Copy every entry word for word. Skip the pictures.

[start]

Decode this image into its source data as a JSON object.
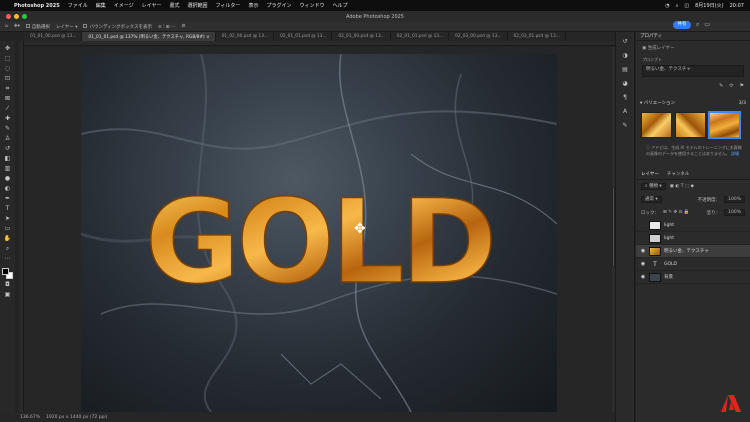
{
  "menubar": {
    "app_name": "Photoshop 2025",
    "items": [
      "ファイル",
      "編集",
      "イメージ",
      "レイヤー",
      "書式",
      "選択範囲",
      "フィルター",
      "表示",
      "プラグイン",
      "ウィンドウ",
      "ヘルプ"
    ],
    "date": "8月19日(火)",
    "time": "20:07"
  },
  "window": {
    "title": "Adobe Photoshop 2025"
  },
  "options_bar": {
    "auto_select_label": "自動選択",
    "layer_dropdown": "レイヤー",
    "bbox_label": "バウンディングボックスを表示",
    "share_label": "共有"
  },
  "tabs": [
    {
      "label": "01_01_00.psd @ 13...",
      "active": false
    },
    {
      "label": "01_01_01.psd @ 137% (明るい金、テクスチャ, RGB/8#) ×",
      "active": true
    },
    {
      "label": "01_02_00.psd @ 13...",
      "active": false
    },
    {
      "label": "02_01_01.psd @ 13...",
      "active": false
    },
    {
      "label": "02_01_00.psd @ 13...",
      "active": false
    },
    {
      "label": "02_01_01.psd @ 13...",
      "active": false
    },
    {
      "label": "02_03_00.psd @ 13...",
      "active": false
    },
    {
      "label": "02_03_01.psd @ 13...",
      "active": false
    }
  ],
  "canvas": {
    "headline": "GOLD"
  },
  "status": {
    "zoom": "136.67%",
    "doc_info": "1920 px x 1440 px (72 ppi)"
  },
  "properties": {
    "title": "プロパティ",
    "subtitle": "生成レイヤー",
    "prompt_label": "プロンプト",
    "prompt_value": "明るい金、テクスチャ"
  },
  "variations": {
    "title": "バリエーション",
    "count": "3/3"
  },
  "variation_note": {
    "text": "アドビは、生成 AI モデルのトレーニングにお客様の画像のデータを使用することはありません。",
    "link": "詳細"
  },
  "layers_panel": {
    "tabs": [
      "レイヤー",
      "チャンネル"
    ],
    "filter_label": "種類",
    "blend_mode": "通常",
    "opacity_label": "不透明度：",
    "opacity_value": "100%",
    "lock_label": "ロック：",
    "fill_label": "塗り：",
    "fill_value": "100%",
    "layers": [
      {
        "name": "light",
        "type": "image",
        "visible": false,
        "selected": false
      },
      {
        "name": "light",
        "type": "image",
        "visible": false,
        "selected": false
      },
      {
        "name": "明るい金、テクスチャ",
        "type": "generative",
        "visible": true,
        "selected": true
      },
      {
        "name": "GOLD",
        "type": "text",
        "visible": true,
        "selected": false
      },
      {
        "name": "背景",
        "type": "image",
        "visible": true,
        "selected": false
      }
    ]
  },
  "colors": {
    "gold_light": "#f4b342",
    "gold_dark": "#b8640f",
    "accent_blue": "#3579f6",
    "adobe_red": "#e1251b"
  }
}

[end]

## Solution below
Decode this image into its source data as a JSON object.
{
  "menubar": {
    "app_name": "Photoshop 2025",
    "items": [
      "ファイル",
      "編集",
      "イメージ",
      "レイヤー",
      "書式",
      "選択範囲",
      "フィルター",
      "表示",
      "プラグイン",
      "ウィンドウ",
      "ヘルプ"
    ],
    "date": "8月19日(火)",
    "time": "20:07"
  },
  "window": {
    "title": "Adobe Photoshop 2025"
  },
  "options_bar": {
    "auto_select_label": "自動選択",
    "layer_dropdown": "レイヤー",
    "bbox_label": "バウンディングボックスを表示",
    "share_label": "共有"
  },
  "tabs": [
    {
      "label": "01_01_00.psd @ 13...",
      "active": false
    },
    {
      "label": "01_01_01.psd @ 137% (明るい金、テクスチャ, RGB/8#) ×",
      "active": true
    },
    {
      "label": "01_02_00.psd @ 13...",
      "active": false
    },
    {
      "label": "02_01_01.psd @ 13...",
      "active": false
    },
    {
      "label": "02_01_00.psd @ 13...",
      "active": false
    },
    {
      "label": "02_01_01.psd @ 13...",
      "active": false
    },
    {
      "label": "02_03_00.psd @ 13...",
      "active": false
    },
    {
      "label": "02_03_01.psd @ 13...",
      "active": false
    }
  ],
  "canvas": {
    "headline": "GOLD"
  },
  "status": {
    "zoom": "136.67%",
    "doc_info": "1920 px x 1440 px (72 ppi)"
  },
  "properties": {
    "title": "プロパティ",
    "subtitle": "生成レイヤー",
    "prompt_label": "プロンプト",
    "prompt_value": "明るい金、テクスチャ"
  },
  "variations": {
    "title": "バリエーション",
    "count": "3/3"
  },
  "variation_note": {
    "text": "アドビは、生成 AI モデルのトレーニングにお客様の画像のデータを使用することはありません。",
    "link": "詳細"
  },
  "layers_panel": {
    "tabs": [
      "レイヤー",
      "チャンネル"
    ],
    "filter_label": "種類",
    "blend_mode": "通常",
    "opacity_label": "不透明度：",
    "opacity_value": "100%",
    "lock_label": "ロック：",
    "fill_label": "塗り：",
    "fill_value": "100%",
    "layers": [
      {
        "name": "light",
        "type": "image",
        "visible": false,
        "selected": false
      },
      {
        "name": "light",
        "type": "image",
        "visible": false,
        "selected": false
      },
      {
        "name": "明るい金、テクスチャ",
        "type": "generative",
        "visible": true,
        "selected": true
      },
      {
        "name": "GOLD",
        "type": "text",
        "visible": true,
        "selected": false
      },
      {
        "name": "背景",
        "type": "image",
        "visible": true,
        "selected": false
      }
    ]
  },
  "colors": {
    "gold_light": "#f4b342",
    "gold_dark": "#b8640f",
    "accent_blue": "#3579f6",
    "adobe_red": "#e1251b"
  }
}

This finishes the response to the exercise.